◆ Exercise directions: Repeat every line below exactly as it reads.
***** Listed entries *****
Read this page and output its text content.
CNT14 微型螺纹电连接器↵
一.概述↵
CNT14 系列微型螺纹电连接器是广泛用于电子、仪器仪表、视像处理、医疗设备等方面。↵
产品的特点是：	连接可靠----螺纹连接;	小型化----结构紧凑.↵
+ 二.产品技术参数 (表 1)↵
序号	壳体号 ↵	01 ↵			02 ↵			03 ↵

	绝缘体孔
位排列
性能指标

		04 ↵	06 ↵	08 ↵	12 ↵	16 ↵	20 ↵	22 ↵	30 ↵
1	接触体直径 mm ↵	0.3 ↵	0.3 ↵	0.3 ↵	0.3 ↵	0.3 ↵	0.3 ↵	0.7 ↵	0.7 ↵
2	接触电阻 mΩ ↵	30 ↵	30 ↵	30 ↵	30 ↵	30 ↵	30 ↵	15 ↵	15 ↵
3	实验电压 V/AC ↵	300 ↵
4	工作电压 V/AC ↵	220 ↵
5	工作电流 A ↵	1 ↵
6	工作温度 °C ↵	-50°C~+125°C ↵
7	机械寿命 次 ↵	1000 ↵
*****
◆ Complete response:
Read this page and output its text content.
CNT14 微型螺纹电连接器↵
一.概述↵
CNT14 系列微型螺纹电连接器是广泛用于电子、仪器仪表、视像处理、医疗设备等方面。↵
产品的特点是：	连接可靠----螺纹连接;	小型化----结构紧凑.↵
+ 二.产品技术参数 (表 1)↵
序号	壳体号 ↵	01 ↵			02 ↵			03 ↵

	绝缘体孔
位排列
性能指标

		04 ↵	06 ↵	08 ↵	12 ↵	16 ↵	20 ↵	22 ↵	30 ↵
1	接触体直径 mm ↵	0.3 ↵	0.3 ↵	0.3 ↵	0.3 ↵	0.3 ↵	0.3 ↵	0.7 ↵	0.7 ↵
2	接触电阻 mΩ ↵	30 ↵	30 ↵	30 ↵	30 ↵	30 ↵	30 ↵	15 ↵	15 ↵
3	实验电压 V/AC ↵	300 ↵
4	工作电压 V/AC ↵	220 ↵
5	工作电流 A ↵	1 ↵
6	工作温度 °C ↵	-50°C~+125°C ↵
7	机械寿命 次 ↵	1000 ↵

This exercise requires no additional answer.